■ **抜粋本文**
第5回分
トランスファーゲートはMOSを2つ使う分回路規模が大きくなってしまうのでは
TGでp、nトランジスタの二つを使う理由がわからない
「よりon,off」とはどういうことなのか
nMOSやpMOSはスイッチだ、と言いましたが、完全なスイッチ、では
ありません。
具体的には、MOSトランジスタにはしきい値Vtというのがあって、
nMOSでは、高い電圧をD側に加えても、S側に現れるのは、それより
Vt(例えば0.6V程度)分だけ下がってしまいます。
つまり「完全に」電圧を伝えることができないわけです。
同様にpMOSでは、低い電圧を加えても、それよりVt分だけ高い電圧に
なってしまいます。
そこでトランスファゲートでは、nMOSとpMOSを並列につないで、
低い電圧・高い電圧のどちらでも、「完全に」電圧を伝えられるように
しているわけです。
マンチェスタキャリー連鎖のような回路は論理式から素直に導かれるような物なのか
これはほとんど「ひらめき」ですね。
あるいは、頭がいい回路。
一段ごとに能動素子を入れていった結果、CLAなどに比べてどちらが高速なのか
MCCが高速である要因が知りたい
/Cnなどのノードをまずプリチャージし、その後、条件に応じて
放電する、という方式であるわけですが、まず充電は
pMOSトランジスタから直接行いますので、この充電にかかる時間は
かなり短くなります。
逆に放電するときは、Gnに対応するnMOSで放電するときは
nMOSトランジスタ2個分の経路で放電しますから、
これもかなり短くなります。
では一番時間がかかる放電経路はどこか、というと、Pnに対応する
nMOSトランジスタを通して放電する場合ですが、
ワーストケースは、最上位桁の/Cnノードの電荷が、
いずれの生成項Gnも0である場合に、PnのnMOSをどんどん通って
放電する場合、になるわけですが、この場合、放電経路になる
nMOSの数はケタ数と同じになります。
ただし論理ゲートでFAを作る場合と比べて、その遅延時間は
格段に短くなります。
TGを用いたFAやMCCなどFAのはせいを色々やったが、Snを早く求めたいときなど相互の関連から絶対的に最も高速であるという指標はあるのか
トランスファーゲートを用いれば、全加算器のTr数を最小に出来るのか
トランスファゲートを用いた全加算器の特徴がよくわからない
結局どの加算器が一番良いのか
TGを用いたFAというのは、いろいろな指標から、
かなり「よい」方式といえると思います。
MCCの回路はプリントにして欲しかった、動作が良く分からなかった
すいません、今後は気をつけます。
MCCでプリチャージをしないとどうなるのか
正しく動作しませんね。/Cnがすべて0、となる可能性が高そうです。
プリチャージってのは導線に電荷がたまるのか。また、その放電は必要なのか
そういうことです。
ただし電荷がたまるところは導線だけでなく、
MOSトランジスタのD(ドレイン)領域にもたまります。

レイアウト注釈データ
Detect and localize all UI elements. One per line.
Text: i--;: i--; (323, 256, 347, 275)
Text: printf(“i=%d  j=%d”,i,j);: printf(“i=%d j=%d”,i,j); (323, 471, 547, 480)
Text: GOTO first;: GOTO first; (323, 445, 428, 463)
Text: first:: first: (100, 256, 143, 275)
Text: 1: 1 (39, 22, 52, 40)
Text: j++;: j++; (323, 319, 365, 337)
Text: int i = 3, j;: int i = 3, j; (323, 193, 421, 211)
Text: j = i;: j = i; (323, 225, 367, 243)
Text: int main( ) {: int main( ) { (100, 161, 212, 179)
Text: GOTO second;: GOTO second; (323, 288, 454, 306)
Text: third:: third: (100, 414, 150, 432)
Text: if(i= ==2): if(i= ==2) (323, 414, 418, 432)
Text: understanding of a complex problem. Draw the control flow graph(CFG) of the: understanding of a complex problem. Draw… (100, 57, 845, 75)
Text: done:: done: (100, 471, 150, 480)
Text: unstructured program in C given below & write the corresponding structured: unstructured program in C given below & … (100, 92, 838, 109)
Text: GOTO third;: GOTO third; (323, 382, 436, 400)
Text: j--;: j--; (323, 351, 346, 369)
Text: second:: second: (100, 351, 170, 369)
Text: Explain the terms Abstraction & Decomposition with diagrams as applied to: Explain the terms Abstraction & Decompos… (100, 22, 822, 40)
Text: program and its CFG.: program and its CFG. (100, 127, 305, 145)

■ **課題**
抜粋本文では、トランスファゲートにnMOSとpMOSを並列につなぐのはなぜだと述べていますか？1〜3文で説明してください。 この一覧は抜粋本文とは関係がありません。

■ **解答**
nMOSではD側に高い電圧を加えても、S側に現れる電圧はしきい値Vtの分だけ下がります。pMOSでは低い電圧を加えても、Vtの分だけ高い電圧になります。どちらか一方だけでは電圧を「完全に」伝えられないため、両者を並列につなぎ、低い電圧でも高い電圧でも完全に伝えられるようにしているのです。